Work to do: Show every line where "sudah" occurs.

Material for the task:
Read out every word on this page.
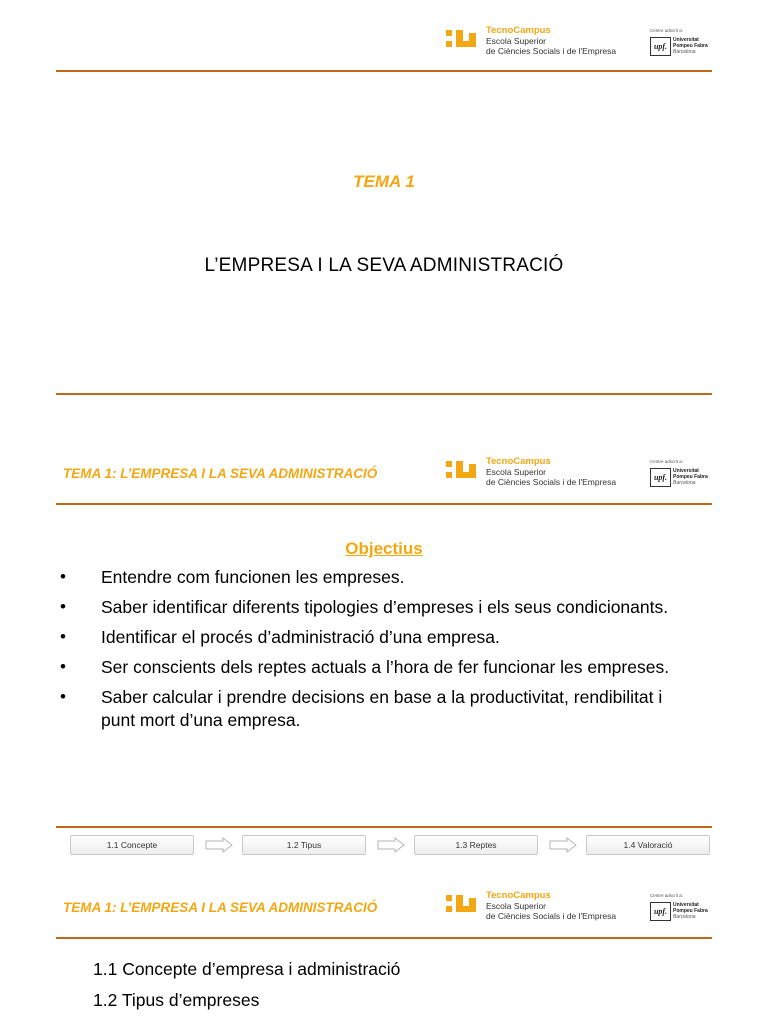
TecnoCampus
Escola Superior
de Ciències Socials i de l'Empresa
Centre adscrit a:
upf.
Universitat
Pompeu Fabra
Barcelona
TEMA 1
L’EMPRESA I LA SEVA ADMINISTRACIÓ
TEMA 1: L’EMPRESA I LA SEVA ADMINISTRACIÓ
TecnoCampus
Escola Superior
de Ciències Socials i de l'Empresa
Centre adscrit a:
upf.
Universitat
Pompeu Fabra
Barcelona
Objectius
• Entendre com funcionen les empreses.
• Saber identificar diferents tipologies d’empreses i els seus condicionants.
• Identificar el procés d’administració d’una empresa.
• Ser conscients dels reptes actuals a l’hora de fer funcionar les empreses.
• Saber calcular i prendre decisions en base a la productivitat, rendibilitat i punt mort d’una empresa.
1.1 Concepte	1.2 Tipus	1.3 Reptes	1.4 Valoració
TEMA 1: L’EMPRESA I LA SEVA ADMINISTRACIÓ
TecnoCampus
Escola Superior
de Ciències Socials i de l'Empresa
Centre adscrit a:
upf.
Universitat
Pompeu Fabra
Barcelona
1.1 Concepte d’empresa i administració
1.2 Tipus d’empreses
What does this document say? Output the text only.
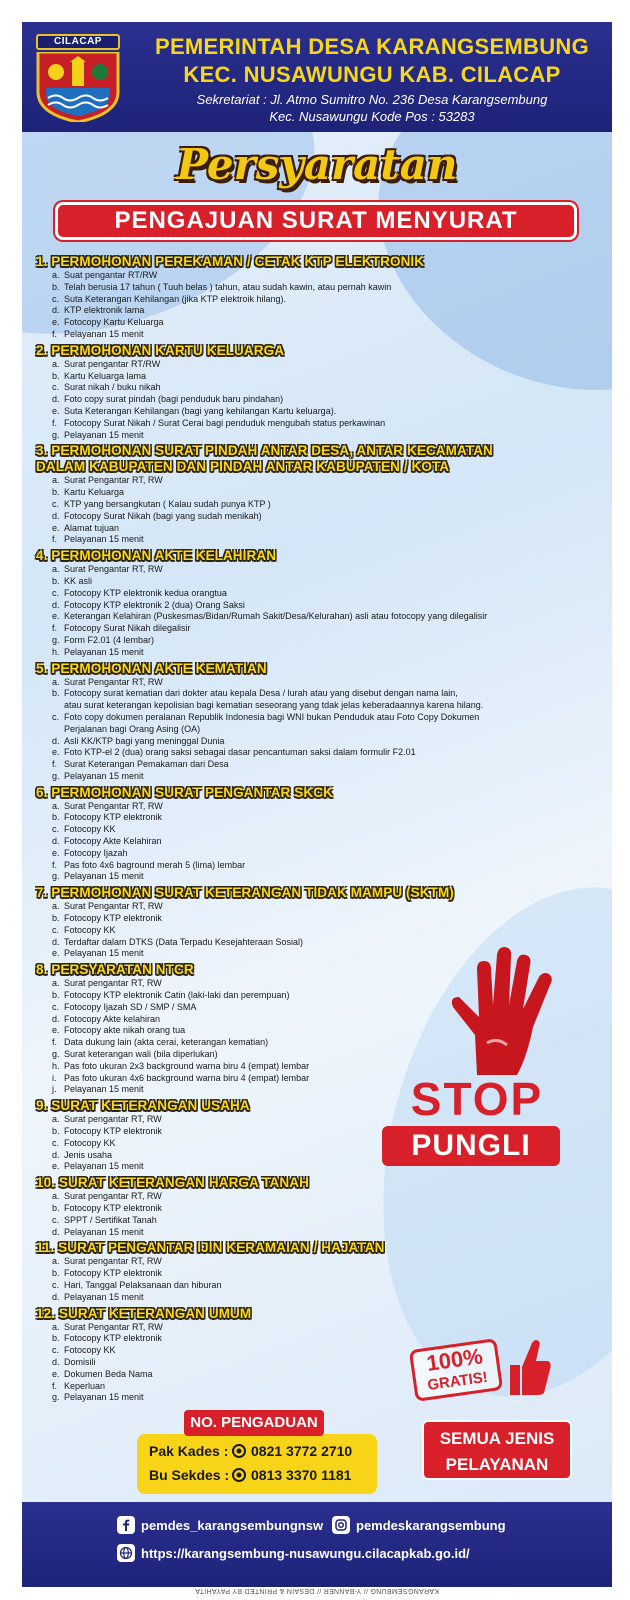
CILACAP	PEMERINTAH DESA KARANGSEMBUNG
KEC. NUSAWUNGU KAB. CILACAP
Sekretariat : Jl. Atmo Sumitro No. 236 Desa Karangsembung
Kec. Nusawungu Kode Pos : 53283
Persyaratan
PENGAJUAN SURAT MENYURAT
1. PERMOHONAN PEREKAMAN / CETAK KTP ELEKTRONIK
a. Suat pengantar RT/RW
b. Telah berusia 17 tahun ( Tuuh belas ) tahun, atau sudah kawin, atau pernah kawin
c. Suta Keterangan Kehilangan (jika KTP elektroik hilang).
d. KTP elektronik lama
e. Fotocopy Kartu Keluarga
f. Pelayanan 15 menit
2. PERMOHONAN KARTU KELUARGA
a. Surat pengantar RT/RW
b. Kartu Keluarga lama
c. Surat nikah / buku nikah
d. Foto copy surat pindah (bagi penduduk baru pindahan)
e. Suta Keterangan Kehilangan (bagi yang kehilangan Kartu keluarga).
f. Fotocopy Surat Nikah / Surat Cerai bagi penduduk mengubah status perkawinan
g. Pelayanan 15 menit
3. PERMOHONAN SURAT PINDAH ANTAR DESA, ANTAR KECAMATAN
DALAM KABUPATEN DAN PINDAH ANTAR KABUPATEN / KOTA
a. Surat Pengantar RT, RW
b. Kartu Keluarga
c. KTP yang bersangkutan ( Kalau sudah punya KTP )
d. Fotocopy Surat Nikah (bagi yang sudah menikah)
e. Alamat tujuan
f. Pelayanan 15 menit
4. PERMOHONAN AKTE KELAHIRAN
a. Surat Pengantar RT, RW
b. KK asli
c. Fotocopy KTP elektronik kedua orangtua
d. Fotocopy KTP elektronik 2 (dua) Orang Saksi
e. Keterangan Kelahiran (Puskesmas/Bidan/Rumah Sakit/Desa/Kelurahan) asli atau fotocopy yang dilegalisir
f. Fotocopy Surat Nikah dilegalisir
g. Form F2.01 (4 lembar)
h. Pelayanan 15 menit
5. PERMOHONAN AKTE KEMATIAN
a. Surat Pengantar RT, RW
b. Fotocopy surat kematian dari dokter atau kepala Desa / lurah atau yang disebut dengan nama lain,
atau surat keterangan kepolisian bagi kematian seseorang yang tdak jelas keberadaannya karena hilang.
c. Foto copy dokumen peralanan Republik Indonesia bagi WNI bukan Penduduk atau Foto Copy Dokumen
Perjalanan bagi Orang Asing (OA)
d. Asli KK/KTP bagi yang meninggal Dunia
e. Foto KTP-el 2 (dua) orang saksi sebagai dasar pencantuman saksi dalam formulir F2.01
f. Surat Keterangan Pemakaman dari Desa
g. Pelayanan 15 menit
6. PERMOHONAN SURAT PENGANTAR SKCK
a. Surat Pengantar RT, RW
b. Fotocopy KTP elektronik
c. Fotocopy KK
d. Fotocopy Akte Kelahiran
e. Fotocopy Ijazah
f. Pas foto 4x6 baground merah 5 (lima) lembar
g. Pelayanan 15 menit
7. PERMOHONAN SURAT KETERANGAN TIDAK MAMPU (SKTM)
a. Surat Pengantar RT, RW
b. Fotocopy KTP elektronik
c. Fotocopy KK
d. Terdaftar dalam DTKS (Data Terpadu Kesejahteraan Sosial)
e. Pelayanan 15 menit
8. PERSYARATAN NTCR
a. Surat pengantar RT, RW
b. Fotocopy KTP elektronik Catin (laki-laki dan perempuan)
c. Fotocopy Ijazah SD / SMP / SMA
d. Fotocopy Akte kelahiran
e. Fotocopy akte nikah orang tua
f. Data dukung lain (akta cerai, keterangan kematian)
g. Surat keterangan wali (bila diperlukan)
h. Pas foto ukuran 2x3 background warna biru 4 (empat) lembar
i. Pas foto ukuran 4x6 background warna biru 4 (empat) lembar
j. Pelayanan 15 menit
9. SURAT KETERANGAN USAHA
a. Surat pengantar RT, RW
b. Fotocopy KTP elektronik
c. Fotocopy KK
d. Jenis usaha
e. Pelayanan 15 menit
10. SURAT KETERANGAN HARGA TANAH
a. Surat pengantar RT, RW
b. Fotocopy KTP elektronik
c. SPPT / Sertifikat Tanah
d. Pelayanan 15 menit
11. SURAT PENGANTAR IJIN KERAMAIAN / HAJATAN
a. Surat pengantar RT, RW
b. Fotocopy KTP elektronik
c. Hari, Tanggal Pelaksanaan dan hiburan
d. Pelayanan 15 menit
12. SURAT KETERANGAN UMUM
a. Surat Pengantar RT, RW
b. Fotocopy KTP elektronik
c. Fotocopy KK
d. Domisili
e. Dokumen Beda Nama
f. Keperluan
g. Pelayanan 15 menit
STOP
PUNGLI
100%
GRATIS!
SEMUA JENIS
PELAYANAN
Pak Kades : 0821 3772 2710
Bu Sekdes : 0813 3370 1181
NO. PENGADUAN
pemdes_karangsembungnsw	pemdeskarangsembung
https://karangsembung-nusawungu.cilacapkab.go.id/
KARANGSEMBUNG // Y-BANNER // DESAIN & PRINTED BY PAYAHITA
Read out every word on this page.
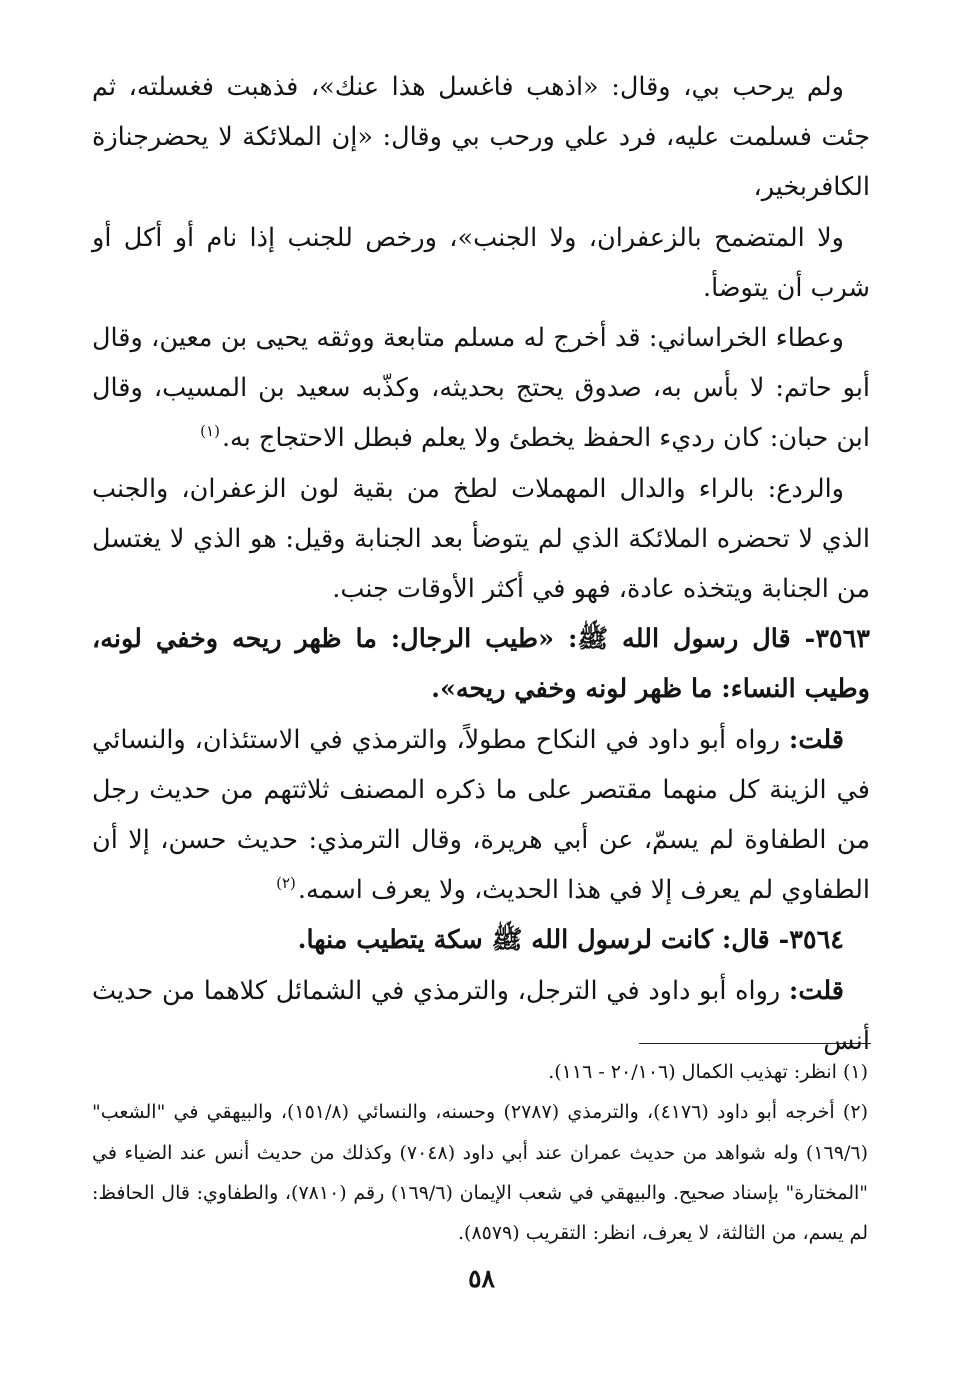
ولم يرحب بي، وقال: «اذهب فاغسل هذا عنك»، فذهبت فغسلته، ثم جئت فسلمت عليه، فرد علي ورحب بي وقال: «إن الملائكة لا يحضرجنازة الكافربخير،

ولا المتضمح بالزعفران، ولا الجنب»، ورخص للجنب إذا نام أو أكل أو شرب أن يتوضأ.

وعطاء الخراساني: قد أخرج له مسلم متابعة ووثقه يحيى بن معين، وقال أبو حاتم: لا بأس به، صدوق يحتج بحديثه، وكذّبه سعيد بن المسيب، وقال ابن حبان: كان رديء الحفظ يخطئ ولا يعلم فبطل الاحتجاج به.$^{(١)}$

والردع: بالراء والدال المهملات لطخ من بقية لون الزعفران، والجنب الذي لا تحضره الملائكة الذي لم يتوضأ بعد الجنابة وقيل: هو الذي لا يغتسل من الجنابة ويتخذه عادة، فهو في أكثر الأوقات جنب.

٣٥٦٣- قال رسول الله ﷺ: «طيب الرجال: ما ظهر ريحه وخفي لونه، وطيب النساء: ما ظهر لونه وخفي ريحه».

قلت: رواه أبو داود في النكاح مطولاً، والترمذي في الاستئذان، والنسائي في الزينة كل منهما مقتصر على ما ذكره المصنف ثلاثتهم من حديث رجل من الطفاوة لم يسمّ، عن أبي هريرة، وقال الترمذي: حديث حسن، إلا أن الطفاوي لم يعرف إلا في هذا الحديث، ولا يعرف اسمه.$^{(٢)}$

٣٥٦٤- قال: كانت لرسول الله ﷺ سكة يتطيب منها.

قلت: رواه أبو داود في الترجل، والترمذي في الشمائل كلاهما من حديث أنس

(١) انظر: تهذيب الكمال (٢٠/١٠٦ - ١١٦).

(٢) أخرجه أبو داود (٤١٧٦)، والترمذي (٢٧٨٧) وحسنه، والنسائي (١٥١/٨)، والبيهقي في "الشعب" (١٦٩/٦) وله شواهد من حديث عمران عند أبي داود (٧٠٤٨) وكذلك من حديث أنس عند الضياء في "المختارة" بإسناد صحيح. والبيهقي في شعب الإيمان (١٦٩/٦) رقم (٧٨١٠)، والطفاوي: قال الحافظ: لم يسم، من الثالثة، لا يعرف، انظر: التقريب (٨٥٧٩).

٥٨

Exercise output:
b. Telah berusia 17 tahun ( Tuuh belas ) tahun, atau sudah kawin, atau pernah kawin
c. KTP yang bersangkutan ( Kalau sudah punya KTP )
d. Fotocopy Surat Nikah (bagi yang sudah menikah)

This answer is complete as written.